======== AVAILABLE DATA ========

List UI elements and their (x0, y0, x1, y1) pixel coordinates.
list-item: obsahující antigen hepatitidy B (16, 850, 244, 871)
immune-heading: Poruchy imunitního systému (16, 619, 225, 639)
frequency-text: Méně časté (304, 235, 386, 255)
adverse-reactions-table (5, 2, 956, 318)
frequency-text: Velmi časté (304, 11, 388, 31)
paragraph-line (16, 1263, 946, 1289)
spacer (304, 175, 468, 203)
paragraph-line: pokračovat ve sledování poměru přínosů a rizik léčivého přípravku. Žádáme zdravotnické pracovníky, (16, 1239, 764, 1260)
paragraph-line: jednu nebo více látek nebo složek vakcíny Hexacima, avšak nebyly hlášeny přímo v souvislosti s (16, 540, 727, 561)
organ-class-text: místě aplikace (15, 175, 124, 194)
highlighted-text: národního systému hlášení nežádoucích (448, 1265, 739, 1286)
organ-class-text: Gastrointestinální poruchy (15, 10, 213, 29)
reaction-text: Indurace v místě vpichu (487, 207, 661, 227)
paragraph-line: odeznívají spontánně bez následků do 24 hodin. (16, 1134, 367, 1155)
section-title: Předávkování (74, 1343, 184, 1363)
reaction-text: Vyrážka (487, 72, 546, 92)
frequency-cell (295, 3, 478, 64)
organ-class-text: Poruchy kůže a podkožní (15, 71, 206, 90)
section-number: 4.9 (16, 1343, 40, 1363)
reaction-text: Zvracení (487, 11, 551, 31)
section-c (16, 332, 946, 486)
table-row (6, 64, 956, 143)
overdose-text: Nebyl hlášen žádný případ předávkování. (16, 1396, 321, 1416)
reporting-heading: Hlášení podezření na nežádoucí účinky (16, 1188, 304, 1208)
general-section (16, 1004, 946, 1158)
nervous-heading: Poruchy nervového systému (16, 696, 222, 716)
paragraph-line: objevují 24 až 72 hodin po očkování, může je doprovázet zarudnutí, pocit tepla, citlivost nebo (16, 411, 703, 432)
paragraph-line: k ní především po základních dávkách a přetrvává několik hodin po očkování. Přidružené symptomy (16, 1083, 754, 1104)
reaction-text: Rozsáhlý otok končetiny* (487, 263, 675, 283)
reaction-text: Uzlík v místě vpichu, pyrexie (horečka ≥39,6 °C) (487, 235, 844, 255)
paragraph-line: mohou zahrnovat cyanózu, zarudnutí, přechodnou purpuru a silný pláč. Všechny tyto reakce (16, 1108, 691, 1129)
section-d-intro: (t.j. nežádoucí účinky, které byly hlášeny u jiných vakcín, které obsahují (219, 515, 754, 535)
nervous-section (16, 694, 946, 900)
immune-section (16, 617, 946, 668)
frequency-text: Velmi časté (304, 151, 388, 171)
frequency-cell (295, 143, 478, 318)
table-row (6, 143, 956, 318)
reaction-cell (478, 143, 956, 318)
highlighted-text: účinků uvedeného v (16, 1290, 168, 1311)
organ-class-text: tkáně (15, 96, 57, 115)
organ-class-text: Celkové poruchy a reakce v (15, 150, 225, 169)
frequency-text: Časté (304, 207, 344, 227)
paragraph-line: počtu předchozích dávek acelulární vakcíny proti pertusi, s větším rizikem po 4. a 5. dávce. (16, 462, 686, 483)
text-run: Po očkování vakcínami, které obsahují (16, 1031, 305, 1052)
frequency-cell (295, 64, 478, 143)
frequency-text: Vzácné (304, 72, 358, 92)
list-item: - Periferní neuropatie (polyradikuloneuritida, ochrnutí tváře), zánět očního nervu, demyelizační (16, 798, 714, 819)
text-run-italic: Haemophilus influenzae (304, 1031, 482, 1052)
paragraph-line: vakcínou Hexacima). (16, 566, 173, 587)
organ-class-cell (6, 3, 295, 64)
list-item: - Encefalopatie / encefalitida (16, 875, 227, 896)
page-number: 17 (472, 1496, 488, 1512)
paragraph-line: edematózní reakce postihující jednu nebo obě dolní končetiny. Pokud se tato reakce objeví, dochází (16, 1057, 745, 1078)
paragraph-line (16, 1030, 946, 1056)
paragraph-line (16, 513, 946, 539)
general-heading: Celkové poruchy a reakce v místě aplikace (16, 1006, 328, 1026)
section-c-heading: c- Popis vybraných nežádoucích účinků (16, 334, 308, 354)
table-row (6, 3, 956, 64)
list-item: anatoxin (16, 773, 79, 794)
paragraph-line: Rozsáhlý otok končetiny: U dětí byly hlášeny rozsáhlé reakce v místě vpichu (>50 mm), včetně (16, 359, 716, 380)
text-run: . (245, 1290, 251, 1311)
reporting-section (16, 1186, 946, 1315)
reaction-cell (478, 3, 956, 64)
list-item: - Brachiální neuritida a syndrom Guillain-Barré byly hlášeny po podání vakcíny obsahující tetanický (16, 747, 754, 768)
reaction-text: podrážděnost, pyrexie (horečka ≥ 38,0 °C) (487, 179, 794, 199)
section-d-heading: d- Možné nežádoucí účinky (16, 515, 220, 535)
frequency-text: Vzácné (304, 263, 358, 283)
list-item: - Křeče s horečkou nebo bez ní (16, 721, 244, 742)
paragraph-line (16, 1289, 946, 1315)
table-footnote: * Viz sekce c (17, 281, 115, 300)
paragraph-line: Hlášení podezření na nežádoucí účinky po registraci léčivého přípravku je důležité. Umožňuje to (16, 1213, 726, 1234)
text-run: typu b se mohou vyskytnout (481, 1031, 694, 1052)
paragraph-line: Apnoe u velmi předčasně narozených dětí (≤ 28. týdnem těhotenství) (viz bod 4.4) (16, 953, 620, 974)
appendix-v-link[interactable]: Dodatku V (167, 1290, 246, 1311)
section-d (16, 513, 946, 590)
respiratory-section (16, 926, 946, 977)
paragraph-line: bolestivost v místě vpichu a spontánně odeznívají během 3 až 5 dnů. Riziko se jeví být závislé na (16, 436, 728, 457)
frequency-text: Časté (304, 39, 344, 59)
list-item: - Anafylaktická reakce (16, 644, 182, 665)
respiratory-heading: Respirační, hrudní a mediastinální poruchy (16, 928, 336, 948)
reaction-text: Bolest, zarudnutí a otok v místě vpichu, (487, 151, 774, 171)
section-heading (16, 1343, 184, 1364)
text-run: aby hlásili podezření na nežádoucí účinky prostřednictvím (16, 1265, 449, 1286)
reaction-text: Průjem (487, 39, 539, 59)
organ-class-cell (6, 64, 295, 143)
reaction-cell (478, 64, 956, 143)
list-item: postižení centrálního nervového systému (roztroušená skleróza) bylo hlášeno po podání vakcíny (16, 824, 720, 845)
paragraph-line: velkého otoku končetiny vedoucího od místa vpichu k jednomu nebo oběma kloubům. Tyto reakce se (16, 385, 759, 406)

========

- [WHAT IS REQUIRED]
After identifying the lines above that contain "jednu", copy each one.

- [SOLUTION FOR THIS PROBLEM]
paragraph-line: jednu nebo více látek nebo složek vakcíny Hexacima, avšak nebyly hlášeny přímo v souvislosti s (16, 540, 727, 561)
paragraph-line: edematózní reakce postihující jednu nebo obě dolní končetiny. Pokud se tato reakce objeví, dochází (16, 1057, 745, 1078)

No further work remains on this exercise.